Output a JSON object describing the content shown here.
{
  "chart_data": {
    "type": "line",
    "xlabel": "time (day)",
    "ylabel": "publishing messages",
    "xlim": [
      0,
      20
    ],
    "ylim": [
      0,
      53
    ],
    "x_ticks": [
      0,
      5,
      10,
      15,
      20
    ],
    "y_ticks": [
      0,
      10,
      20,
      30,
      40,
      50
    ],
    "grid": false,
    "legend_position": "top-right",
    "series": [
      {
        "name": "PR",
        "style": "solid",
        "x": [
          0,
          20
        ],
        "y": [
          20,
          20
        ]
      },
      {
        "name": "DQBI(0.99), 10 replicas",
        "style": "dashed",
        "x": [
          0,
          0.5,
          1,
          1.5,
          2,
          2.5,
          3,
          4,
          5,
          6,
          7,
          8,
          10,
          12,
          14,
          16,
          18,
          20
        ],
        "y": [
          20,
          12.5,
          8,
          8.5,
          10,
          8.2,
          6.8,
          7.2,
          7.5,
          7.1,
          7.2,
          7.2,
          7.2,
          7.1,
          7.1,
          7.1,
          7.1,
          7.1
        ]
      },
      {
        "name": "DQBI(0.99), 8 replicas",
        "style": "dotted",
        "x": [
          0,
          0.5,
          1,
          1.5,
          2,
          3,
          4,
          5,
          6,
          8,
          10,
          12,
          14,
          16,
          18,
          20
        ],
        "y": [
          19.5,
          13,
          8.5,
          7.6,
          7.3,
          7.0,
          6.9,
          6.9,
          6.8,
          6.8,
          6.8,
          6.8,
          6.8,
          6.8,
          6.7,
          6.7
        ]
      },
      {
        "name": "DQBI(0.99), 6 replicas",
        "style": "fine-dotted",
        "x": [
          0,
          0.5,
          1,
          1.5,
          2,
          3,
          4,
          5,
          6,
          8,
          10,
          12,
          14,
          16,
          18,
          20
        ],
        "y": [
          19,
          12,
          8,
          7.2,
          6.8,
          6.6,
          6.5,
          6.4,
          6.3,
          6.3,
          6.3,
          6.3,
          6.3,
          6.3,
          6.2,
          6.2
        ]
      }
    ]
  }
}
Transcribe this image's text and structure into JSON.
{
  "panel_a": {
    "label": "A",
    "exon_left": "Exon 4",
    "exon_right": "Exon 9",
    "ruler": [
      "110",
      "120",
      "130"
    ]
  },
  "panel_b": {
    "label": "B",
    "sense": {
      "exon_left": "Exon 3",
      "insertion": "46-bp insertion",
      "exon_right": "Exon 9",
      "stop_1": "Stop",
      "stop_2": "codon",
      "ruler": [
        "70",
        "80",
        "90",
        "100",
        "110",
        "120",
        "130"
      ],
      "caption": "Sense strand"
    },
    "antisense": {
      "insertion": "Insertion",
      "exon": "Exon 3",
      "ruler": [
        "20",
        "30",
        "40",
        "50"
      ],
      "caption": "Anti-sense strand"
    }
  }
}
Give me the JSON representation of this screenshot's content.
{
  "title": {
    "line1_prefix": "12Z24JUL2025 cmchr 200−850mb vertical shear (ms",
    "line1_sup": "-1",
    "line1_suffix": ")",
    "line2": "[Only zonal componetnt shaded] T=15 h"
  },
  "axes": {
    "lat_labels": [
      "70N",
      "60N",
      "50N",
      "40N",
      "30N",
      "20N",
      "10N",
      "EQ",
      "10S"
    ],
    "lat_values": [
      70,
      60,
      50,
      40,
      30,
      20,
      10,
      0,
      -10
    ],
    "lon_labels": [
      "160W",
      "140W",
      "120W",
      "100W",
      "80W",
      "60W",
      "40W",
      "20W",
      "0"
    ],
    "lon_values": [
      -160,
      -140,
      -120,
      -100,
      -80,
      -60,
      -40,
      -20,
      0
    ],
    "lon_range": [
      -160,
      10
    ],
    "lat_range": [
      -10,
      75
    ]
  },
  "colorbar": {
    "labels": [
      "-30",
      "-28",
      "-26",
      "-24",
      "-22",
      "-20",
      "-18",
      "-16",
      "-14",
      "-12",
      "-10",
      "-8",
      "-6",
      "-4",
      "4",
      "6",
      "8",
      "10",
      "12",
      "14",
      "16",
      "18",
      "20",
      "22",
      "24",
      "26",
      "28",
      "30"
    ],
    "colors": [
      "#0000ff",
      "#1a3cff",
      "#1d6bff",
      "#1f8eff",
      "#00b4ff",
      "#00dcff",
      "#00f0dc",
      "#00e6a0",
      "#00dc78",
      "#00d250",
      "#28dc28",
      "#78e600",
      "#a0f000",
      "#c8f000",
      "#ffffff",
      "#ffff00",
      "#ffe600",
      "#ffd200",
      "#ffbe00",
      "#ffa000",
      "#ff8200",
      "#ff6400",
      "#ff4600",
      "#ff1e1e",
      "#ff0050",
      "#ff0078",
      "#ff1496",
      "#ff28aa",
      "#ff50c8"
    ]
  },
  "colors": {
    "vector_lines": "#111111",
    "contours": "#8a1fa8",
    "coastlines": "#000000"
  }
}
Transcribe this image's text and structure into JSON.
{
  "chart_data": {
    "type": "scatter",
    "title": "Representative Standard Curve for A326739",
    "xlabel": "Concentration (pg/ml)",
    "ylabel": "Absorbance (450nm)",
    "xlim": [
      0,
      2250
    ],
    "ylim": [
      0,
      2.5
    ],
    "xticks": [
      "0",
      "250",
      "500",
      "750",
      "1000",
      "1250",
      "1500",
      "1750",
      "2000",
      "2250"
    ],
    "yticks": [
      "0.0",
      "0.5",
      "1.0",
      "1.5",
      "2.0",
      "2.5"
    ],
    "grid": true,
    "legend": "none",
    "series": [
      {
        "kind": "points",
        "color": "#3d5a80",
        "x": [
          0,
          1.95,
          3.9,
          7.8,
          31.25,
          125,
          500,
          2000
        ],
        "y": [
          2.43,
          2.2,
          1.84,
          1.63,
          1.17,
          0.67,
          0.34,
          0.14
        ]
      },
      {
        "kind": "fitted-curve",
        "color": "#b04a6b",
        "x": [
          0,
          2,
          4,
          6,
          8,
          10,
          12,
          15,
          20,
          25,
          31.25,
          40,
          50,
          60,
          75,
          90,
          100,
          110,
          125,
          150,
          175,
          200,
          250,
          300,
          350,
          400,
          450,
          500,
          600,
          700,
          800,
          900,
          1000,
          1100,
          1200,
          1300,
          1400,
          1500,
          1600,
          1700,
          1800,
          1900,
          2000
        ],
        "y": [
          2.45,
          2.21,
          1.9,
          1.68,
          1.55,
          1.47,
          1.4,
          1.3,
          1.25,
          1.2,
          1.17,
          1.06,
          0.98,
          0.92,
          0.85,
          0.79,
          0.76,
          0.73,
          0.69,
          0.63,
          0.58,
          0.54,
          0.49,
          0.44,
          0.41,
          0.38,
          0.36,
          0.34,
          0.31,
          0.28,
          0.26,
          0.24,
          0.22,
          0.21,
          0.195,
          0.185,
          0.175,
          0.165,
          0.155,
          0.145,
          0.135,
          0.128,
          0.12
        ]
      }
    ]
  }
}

++++++

▶ _INSTRUCTIONS FOR THE TASK_
Each line of the data that includes the word "strand" counts once; report the total and nothing more.

▶ _FINAL RESULT_
2